Provide the data again in its entirety, exactly as given.

**Material shown**
╔══
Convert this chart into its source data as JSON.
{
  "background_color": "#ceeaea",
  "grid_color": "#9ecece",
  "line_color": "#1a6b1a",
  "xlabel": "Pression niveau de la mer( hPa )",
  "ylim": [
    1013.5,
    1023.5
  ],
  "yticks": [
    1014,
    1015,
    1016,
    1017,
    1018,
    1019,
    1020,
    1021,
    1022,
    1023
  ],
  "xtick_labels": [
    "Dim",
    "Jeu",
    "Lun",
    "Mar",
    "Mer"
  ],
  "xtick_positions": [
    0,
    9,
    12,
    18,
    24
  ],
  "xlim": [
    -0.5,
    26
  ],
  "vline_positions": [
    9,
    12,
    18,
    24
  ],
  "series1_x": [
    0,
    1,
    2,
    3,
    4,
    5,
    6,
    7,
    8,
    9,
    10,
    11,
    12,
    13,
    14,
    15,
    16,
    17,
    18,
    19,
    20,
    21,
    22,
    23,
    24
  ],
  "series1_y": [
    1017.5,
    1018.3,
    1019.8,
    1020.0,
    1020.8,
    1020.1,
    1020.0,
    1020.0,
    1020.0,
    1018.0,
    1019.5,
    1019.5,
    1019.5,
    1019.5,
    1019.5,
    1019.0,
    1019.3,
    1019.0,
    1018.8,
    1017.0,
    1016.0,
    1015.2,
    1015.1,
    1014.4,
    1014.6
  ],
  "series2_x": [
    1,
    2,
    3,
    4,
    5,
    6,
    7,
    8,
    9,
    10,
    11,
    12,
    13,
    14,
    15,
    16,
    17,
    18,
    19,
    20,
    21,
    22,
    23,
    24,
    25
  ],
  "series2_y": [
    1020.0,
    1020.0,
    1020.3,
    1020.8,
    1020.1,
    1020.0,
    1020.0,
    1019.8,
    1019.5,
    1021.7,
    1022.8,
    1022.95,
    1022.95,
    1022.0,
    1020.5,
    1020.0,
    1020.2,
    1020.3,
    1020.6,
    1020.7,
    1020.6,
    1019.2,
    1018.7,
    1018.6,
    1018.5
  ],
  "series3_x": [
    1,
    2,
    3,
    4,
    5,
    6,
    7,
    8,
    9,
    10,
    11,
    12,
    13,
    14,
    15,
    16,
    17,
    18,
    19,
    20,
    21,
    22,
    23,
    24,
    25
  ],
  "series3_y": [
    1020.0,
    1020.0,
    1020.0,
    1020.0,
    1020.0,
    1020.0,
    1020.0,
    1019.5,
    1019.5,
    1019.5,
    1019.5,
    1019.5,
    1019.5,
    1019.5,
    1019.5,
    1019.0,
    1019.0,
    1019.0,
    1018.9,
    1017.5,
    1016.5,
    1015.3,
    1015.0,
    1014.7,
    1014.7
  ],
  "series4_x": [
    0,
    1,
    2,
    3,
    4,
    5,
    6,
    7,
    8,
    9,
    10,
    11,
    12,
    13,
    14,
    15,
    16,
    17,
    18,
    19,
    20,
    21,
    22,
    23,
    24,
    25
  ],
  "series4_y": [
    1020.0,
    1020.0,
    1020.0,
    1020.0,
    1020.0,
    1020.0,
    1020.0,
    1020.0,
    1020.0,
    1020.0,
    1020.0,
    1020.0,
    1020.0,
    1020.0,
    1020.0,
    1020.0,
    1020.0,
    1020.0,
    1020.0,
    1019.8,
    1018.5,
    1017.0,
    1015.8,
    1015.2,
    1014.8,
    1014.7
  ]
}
╚══
**Result**
Convert this chart into its source data as JSON.
{
  "background_color": "#ceeaea",
  "grid_color": "#9ecece",
  "line_color": "#1a6b1a",
  "xlabel": "Pression niveau de la mer( hPa )",
  "ylim": [
    1013.5,
    1023.5
  ],
  "yticks": [
    1014,
    1015,
    1016,
    1017,
    1018,
    1019,
    1020,
    1021,
    1022,
    1023
  ],
  "xtick_labels": [
    "Dim",
    "Jeu",
    "Lun",
    "Mar",
    "Mer"
  ],
  "xtick_positions": [
    0,
    9,
    12,
    18,
    24
  ],
  "xlim": [
    -0.5,
    26
  ],
  "vline_positions": [
    9,
    12,
    18,
    24
  ],
  "series1_x": [
    0,
    1,
    2,
    3,
    4,
    5,
    6,
    7,
    8,
    9,
    10,
    11,
    12,
    13,
    14,
    15,
    16,
    17,
    18,
    19,
    20,
    21,
    22,
    23,
    24
  ],
  "series1_y": [
    1017.5,
    1018.3,
    1019.8,
    1020.0,
    1020.8,
    1020.1,
    1020.0,
    1020.0,
    1020.0,
    1018.0,
    1019.5,
    1019.5,
    1019.5,
    1019.5,
    1019.5,
    1019.0,
    1019.3,
    1019.0,
    1018.8,
    1017.0,
    1016.0,
    1015.2,
    1015.1,
    1014.4,
    1014.6
  ],
  "series2_x": [
    1,
    2,
    3,
    4,
    5,
    6,
    7,
    8,
    9,
    10,
    11,
    12,
    13,
    14,
    15,
    16,
    17,
    18,
    19,
    20,
    21,
    22,
    23,
    24,
    25
  ],
  "series2_y": [
    1020.0,
    1020.0,
    1020.3,
    1020.8,
    1020.1,
    1020.0,
    1020.0,
    1019.8,
    1019.5,
    1021.7,
    1022.8,
    1022.95,
    1022.95,
    1022.0,
    1020.5,
    1020.0,
    1020.2,
    1020.3,
    1020.6,
    1020.7,
    1020.6,
    1019.2,
    1018.7,
    1018.6,
    1018.5
  ],
  "series3_x": [
    1,
    2,
    3,
    4,
    5,
    6,
    7,
    8,
    9,
    10,
    11,
    12,
    13,
    14,
    15,
    16,
    17,
    18,
    19,
    20,
    21,
    22,
    23,
    24,
    25
  ],
  "series3_y": [
    1020.0,
    1020.0,
    1020.0,
    1020.0,
    1020.0,
    1020.0,
    1020.0,
    1019.5,
    1019.5,
    1019.5,
    1019.5,
    1019.5,
    1019.5,
    1019.5,
    1019.5,
    1019.0,
    1019.0,
    1019.0,
    1018.9,
    1017.5,
    1016.5,
    1015.3,
    1015.0,
    1014.7,
    1014.7
  ],
  "series4_x": [
    0,
    1,
    2,
    3,
    4,
    5,
    6,
    7,
    8,
    9,
    10,
    11,
    12,
    13,
    14,
    15,
    16,
    17,
    18,
    19,
    20,
    21,
    22,
    23,
    24,
    25
  ],
  "series4_y": [
    1020.0,
    1020.0,
    1020.0,
    1020.0,
    1020.0,
    1020.0,
    1020.0,
    1020.0,
    1020.0,
    1020.0,
    1020.0,
    1020.0,
    1020.0,
    1020.0,
    1020.0,
    1020.0,
    1020.0,
    1020.0,
    1020.0,
    1019.8,
    1018.5,
    1017.0,
    1015.8,
    1015.2,
    1014.8,
    1014.7
  ]
}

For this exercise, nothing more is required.